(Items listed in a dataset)
□ □ □ □
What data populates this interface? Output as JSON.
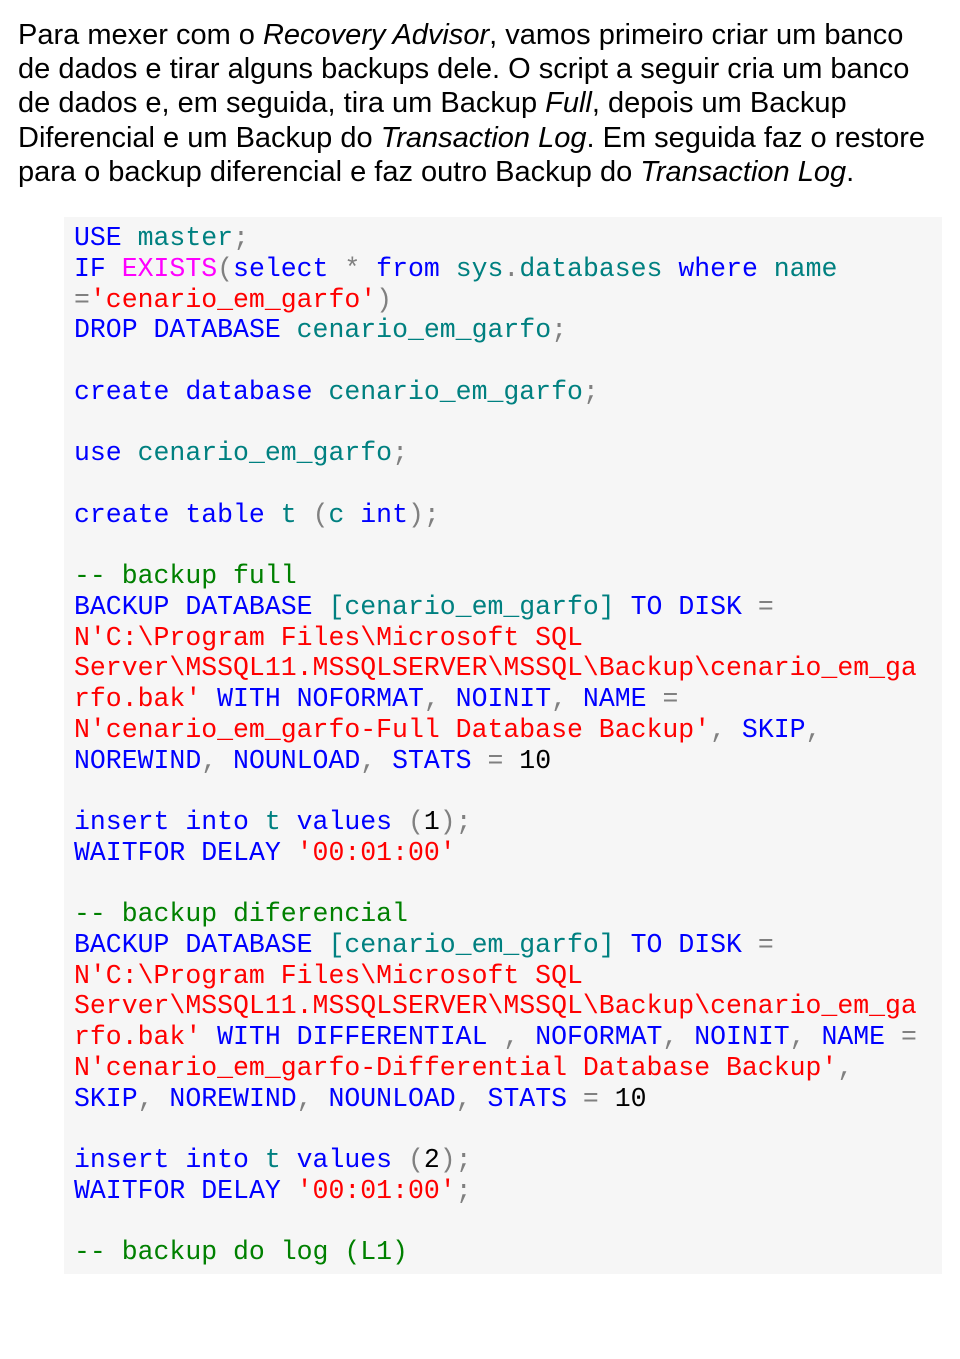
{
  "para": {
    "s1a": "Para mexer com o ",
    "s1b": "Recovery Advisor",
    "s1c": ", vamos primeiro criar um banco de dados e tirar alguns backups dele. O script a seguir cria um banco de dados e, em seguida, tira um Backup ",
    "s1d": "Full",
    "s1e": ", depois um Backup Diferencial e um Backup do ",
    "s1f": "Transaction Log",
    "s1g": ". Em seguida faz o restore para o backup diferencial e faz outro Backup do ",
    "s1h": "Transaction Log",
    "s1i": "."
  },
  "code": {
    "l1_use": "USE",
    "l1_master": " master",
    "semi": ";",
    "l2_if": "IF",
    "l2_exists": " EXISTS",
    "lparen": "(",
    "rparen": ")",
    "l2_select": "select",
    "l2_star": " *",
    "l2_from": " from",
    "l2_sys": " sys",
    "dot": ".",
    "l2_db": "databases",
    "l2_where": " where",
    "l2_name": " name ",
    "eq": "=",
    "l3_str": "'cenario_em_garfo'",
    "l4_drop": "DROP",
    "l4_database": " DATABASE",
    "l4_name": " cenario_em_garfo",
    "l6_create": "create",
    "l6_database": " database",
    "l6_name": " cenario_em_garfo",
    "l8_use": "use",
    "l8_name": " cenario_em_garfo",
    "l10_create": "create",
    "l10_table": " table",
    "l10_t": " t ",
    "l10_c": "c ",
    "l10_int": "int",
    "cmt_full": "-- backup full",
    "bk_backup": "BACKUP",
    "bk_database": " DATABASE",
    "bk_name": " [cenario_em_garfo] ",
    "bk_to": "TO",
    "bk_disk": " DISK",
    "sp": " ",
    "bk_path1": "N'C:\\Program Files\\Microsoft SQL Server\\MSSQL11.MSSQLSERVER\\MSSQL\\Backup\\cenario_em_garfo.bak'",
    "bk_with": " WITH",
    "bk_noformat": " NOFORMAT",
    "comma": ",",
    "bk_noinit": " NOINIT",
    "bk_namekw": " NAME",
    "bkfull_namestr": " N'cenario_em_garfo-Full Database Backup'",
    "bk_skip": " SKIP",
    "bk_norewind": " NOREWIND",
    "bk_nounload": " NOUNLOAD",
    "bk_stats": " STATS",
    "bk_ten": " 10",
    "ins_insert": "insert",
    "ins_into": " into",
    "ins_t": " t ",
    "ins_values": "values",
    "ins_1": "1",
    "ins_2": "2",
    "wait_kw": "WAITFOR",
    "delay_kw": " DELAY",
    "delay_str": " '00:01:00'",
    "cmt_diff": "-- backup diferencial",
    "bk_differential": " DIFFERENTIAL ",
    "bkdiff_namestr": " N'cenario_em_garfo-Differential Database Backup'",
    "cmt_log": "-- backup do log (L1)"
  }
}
□ □ □ □
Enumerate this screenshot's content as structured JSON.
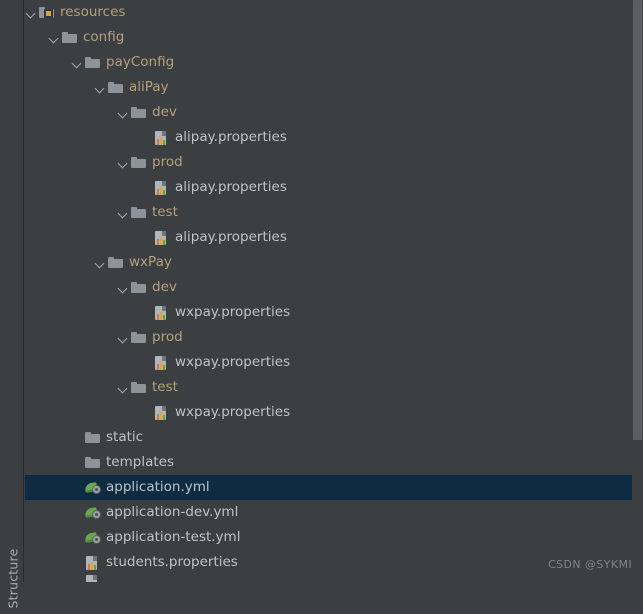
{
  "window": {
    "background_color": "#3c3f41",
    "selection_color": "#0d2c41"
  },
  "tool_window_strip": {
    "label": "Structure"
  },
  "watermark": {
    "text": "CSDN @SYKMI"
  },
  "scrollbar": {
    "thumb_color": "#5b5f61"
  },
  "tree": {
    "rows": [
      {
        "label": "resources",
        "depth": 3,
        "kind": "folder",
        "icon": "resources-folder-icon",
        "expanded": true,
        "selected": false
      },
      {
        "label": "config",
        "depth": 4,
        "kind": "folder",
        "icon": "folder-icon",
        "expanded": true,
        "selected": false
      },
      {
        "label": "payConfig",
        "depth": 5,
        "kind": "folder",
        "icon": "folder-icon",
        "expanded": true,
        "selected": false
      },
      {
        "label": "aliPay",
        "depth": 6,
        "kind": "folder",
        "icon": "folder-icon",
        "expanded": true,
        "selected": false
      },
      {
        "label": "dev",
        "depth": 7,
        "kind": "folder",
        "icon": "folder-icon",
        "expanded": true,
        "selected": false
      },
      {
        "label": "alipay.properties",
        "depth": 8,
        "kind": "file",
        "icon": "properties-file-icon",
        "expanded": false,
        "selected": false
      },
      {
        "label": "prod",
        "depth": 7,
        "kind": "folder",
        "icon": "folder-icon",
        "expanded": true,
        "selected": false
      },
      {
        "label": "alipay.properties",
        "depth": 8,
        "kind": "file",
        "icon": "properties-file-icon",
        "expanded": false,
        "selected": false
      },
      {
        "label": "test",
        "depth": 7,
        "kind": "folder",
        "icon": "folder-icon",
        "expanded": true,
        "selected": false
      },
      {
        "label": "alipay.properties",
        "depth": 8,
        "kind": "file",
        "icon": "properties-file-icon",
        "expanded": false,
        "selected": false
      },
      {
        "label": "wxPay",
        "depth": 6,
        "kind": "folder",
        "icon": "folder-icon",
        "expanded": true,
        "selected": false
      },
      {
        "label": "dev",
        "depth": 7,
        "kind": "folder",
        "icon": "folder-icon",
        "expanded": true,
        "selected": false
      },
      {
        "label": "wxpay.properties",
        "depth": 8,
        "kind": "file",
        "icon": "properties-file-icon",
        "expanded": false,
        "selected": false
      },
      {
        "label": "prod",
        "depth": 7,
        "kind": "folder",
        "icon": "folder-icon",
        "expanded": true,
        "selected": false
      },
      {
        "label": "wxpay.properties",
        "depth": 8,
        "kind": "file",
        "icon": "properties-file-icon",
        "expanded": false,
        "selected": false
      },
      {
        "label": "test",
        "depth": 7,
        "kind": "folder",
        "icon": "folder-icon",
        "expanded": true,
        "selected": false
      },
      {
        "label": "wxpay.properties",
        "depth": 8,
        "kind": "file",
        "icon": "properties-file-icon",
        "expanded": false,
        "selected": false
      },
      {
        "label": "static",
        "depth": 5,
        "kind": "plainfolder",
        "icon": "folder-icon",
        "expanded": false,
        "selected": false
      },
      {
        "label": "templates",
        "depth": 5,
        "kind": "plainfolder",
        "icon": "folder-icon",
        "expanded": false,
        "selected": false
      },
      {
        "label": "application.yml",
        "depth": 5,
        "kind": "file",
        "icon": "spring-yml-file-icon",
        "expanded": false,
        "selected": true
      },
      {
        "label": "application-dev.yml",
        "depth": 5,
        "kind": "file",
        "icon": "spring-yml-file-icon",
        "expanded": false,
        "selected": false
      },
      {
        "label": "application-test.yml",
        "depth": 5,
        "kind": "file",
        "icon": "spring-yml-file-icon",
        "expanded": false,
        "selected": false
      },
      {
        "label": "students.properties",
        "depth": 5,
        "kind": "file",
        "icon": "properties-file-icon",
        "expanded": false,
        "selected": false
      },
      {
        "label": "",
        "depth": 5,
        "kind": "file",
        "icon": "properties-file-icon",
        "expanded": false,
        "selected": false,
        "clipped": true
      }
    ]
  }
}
□ □ □ □
§ TO BE DONE:
Return each line in the records that holds the string "this".

§ EXPECTED ANSWER:
What data populates this interface? Output as JSON.
Enumerate this screenshot's content as structured JSON.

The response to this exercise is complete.